Find each line in the following listing that has the string "Chicago", then state the count and nothing else.

┄┄┄┄┄┄

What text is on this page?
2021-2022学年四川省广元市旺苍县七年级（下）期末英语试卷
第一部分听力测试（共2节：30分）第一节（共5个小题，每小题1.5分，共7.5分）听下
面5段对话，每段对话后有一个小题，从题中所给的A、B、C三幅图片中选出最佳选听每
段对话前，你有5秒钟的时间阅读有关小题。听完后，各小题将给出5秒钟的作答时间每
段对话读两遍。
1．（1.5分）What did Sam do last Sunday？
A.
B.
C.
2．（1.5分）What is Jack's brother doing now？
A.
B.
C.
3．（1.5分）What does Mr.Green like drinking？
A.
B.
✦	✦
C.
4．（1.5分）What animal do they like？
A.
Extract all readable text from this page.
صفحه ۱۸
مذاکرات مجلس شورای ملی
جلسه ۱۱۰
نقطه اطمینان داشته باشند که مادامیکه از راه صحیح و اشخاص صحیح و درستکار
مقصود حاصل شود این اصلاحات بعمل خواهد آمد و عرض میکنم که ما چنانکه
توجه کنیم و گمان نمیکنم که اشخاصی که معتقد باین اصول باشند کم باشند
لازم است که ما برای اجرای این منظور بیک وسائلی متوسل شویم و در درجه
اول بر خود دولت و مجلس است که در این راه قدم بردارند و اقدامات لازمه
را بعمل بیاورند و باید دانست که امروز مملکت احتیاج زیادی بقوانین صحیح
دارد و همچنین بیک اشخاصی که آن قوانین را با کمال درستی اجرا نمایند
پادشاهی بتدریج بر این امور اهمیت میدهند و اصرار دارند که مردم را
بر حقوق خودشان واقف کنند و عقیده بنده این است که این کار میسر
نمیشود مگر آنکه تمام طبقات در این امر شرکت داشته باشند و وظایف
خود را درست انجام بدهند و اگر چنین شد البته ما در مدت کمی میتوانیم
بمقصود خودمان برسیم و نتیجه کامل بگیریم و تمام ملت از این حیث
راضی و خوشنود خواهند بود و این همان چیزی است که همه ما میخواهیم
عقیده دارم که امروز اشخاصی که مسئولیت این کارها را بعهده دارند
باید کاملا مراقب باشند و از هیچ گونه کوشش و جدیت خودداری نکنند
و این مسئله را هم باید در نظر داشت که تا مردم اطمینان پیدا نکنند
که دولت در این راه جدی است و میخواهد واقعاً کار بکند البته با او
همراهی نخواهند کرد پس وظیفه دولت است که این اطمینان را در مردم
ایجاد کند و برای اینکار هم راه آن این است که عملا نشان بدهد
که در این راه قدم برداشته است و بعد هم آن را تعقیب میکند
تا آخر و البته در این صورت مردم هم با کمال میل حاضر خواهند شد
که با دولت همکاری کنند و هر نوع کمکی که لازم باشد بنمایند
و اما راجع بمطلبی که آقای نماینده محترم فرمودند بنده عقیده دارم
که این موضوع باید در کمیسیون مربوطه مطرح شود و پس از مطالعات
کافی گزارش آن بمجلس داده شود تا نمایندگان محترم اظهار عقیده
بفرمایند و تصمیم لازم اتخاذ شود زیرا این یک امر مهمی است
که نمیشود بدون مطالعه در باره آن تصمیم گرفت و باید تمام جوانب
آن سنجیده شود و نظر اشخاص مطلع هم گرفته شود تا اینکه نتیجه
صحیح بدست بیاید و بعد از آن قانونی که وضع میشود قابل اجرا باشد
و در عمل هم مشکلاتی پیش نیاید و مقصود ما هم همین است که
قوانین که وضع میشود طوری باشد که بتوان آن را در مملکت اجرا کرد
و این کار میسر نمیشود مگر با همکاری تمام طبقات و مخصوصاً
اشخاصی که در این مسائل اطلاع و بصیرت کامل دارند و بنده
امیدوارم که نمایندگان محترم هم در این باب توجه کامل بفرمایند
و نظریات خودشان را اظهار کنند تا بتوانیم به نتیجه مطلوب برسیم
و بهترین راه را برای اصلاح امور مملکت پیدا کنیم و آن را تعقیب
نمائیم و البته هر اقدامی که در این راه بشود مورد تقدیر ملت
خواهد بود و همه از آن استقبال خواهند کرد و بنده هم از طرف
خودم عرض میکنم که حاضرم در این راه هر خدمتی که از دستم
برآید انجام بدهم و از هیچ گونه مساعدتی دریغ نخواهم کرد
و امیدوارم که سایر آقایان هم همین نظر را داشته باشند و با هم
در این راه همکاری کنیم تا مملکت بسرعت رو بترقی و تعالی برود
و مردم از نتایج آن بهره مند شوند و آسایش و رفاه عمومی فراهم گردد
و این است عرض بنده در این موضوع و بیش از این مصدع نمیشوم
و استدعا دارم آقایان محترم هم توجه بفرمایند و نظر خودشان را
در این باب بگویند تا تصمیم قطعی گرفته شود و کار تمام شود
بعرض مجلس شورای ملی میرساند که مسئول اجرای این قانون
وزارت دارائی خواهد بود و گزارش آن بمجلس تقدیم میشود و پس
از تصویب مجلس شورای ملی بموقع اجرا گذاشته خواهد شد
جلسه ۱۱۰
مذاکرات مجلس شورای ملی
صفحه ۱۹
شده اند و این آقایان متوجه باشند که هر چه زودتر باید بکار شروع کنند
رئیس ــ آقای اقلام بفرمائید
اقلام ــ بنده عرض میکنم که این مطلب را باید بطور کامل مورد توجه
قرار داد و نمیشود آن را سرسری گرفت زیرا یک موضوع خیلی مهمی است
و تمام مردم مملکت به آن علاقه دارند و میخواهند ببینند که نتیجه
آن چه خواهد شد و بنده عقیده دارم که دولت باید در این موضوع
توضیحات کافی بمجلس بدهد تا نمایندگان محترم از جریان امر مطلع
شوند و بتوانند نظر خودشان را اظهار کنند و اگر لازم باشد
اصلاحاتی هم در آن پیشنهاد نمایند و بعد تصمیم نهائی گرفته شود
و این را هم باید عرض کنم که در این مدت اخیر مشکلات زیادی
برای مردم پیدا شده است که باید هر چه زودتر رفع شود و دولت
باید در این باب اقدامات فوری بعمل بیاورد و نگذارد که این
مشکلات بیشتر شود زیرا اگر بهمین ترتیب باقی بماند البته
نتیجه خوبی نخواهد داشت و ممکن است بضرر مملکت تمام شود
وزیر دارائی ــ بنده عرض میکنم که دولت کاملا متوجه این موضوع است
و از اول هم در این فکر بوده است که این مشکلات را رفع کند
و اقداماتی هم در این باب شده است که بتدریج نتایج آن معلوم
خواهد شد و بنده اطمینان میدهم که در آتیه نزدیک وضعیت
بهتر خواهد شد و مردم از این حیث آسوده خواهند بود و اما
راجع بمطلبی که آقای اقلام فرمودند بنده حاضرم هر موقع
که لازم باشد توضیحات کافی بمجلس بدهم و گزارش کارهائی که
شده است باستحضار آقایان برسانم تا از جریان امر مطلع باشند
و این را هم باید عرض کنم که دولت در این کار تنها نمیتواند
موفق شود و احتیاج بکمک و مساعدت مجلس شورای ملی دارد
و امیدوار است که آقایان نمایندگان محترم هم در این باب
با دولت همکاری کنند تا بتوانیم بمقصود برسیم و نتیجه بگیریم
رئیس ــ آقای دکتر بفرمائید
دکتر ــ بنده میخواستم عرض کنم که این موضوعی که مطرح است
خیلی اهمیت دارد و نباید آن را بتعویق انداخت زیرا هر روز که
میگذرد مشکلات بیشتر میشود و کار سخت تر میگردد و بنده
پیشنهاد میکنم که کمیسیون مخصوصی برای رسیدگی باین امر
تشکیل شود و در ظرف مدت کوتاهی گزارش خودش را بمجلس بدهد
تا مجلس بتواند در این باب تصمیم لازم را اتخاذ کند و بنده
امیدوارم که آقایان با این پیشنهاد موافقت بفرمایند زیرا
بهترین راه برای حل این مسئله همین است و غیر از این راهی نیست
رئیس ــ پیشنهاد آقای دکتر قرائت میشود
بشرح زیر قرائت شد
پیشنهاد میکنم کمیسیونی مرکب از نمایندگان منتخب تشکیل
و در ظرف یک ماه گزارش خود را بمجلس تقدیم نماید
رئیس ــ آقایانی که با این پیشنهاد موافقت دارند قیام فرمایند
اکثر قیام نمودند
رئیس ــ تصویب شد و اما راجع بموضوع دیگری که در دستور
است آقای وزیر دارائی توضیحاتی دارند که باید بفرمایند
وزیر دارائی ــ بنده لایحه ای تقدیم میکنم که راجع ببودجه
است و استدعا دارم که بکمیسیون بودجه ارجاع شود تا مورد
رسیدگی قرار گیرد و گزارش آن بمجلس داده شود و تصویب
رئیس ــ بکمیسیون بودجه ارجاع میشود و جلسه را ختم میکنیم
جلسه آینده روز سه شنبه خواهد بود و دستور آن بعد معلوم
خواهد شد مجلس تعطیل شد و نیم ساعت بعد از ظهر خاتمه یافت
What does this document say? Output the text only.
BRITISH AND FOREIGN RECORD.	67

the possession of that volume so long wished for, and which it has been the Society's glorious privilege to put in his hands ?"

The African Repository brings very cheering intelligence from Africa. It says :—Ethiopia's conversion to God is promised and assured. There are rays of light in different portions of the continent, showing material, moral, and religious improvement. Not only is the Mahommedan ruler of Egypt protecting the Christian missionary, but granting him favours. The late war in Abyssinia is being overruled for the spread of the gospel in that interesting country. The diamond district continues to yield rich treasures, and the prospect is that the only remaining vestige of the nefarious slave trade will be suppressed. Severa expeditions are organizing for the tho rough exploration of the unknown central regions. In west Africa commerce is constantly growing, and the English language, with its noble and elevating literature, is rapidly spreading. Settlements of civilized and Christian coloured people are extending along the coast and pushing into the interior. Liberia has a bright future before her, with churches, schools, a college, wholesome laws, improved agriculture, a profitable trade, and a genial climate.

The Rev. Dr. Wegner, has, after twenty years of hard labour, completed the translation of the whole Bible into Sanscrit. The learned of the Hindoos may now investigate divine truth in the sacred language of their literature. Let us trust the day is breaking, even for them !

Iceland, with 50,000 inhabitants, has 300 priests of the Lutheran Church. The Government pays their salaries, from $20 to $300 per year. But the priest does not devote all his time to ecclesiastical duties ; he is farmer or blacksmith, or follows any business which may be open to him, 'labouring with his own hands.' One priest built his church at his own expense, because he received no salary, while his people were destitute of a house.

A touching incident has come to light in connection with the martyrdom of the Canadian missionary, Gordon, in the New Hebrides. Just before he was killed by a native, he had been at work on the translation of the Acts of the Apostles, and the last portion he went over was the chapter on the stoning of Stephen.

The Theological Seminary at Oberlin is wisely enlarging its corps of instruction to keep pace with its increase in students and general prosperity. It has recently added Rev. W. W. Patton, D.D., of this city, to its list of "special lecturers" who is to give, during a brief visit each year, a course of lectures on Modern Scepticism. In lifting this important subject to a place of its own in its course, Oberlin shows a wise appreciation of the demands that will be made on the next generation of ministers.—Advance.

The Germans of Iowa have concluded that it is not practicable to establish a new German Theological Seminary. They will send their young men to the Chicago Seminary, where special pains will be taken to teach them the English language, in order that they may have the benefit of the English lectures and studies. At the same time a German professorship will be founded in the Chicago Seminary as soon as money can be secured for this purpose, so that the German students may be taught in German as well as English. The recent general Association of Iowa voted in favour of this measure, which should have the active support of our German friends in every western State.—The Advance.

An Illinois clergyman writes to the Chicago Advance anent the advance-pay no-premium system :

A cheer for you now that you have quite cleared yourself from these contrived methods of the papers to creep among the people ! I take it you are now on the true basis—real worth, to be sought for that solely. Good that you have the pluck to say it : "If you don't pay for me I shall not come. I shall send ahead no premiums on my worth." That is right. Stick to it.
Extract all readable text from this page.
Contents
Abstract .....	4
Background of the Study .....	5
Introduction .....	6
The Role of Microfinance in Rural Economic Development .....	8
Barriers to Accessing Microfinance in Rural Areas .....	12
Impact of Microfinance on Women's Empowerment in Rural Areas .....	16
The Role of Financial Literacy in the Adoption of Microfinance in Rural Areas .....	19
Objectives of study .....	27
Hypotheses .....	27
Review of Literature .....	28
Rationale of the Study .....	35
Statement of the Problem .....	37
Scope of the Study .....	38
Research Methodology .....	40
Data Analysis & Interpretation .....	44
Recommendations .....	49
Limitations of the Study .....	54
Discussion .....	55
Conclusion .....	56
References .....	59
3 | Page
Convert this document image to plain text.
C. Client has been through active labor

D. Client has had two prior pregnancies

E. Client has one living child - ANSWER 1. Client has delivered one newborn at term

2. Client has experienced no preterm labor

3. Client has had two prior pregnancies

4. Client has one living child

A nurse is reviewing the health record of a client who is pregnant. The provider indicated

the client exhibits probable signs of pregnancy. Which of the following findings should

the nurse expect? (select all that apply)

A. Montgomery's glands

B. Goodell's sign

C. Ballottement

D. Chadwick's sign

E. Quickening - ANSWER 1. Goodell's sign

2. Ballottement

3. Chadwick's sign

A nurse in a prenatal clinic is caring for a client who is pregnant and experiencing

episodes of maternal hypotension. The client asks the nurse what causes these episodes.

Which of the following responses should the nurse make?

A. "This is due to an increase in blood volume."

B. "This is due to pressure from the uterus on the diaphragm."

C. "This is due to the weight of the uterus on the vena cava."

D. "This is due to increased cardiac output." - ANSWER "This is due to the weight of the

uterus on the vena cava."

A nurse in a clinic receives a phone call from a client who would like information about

┄┄┄┄┄┄

Exercise result: 2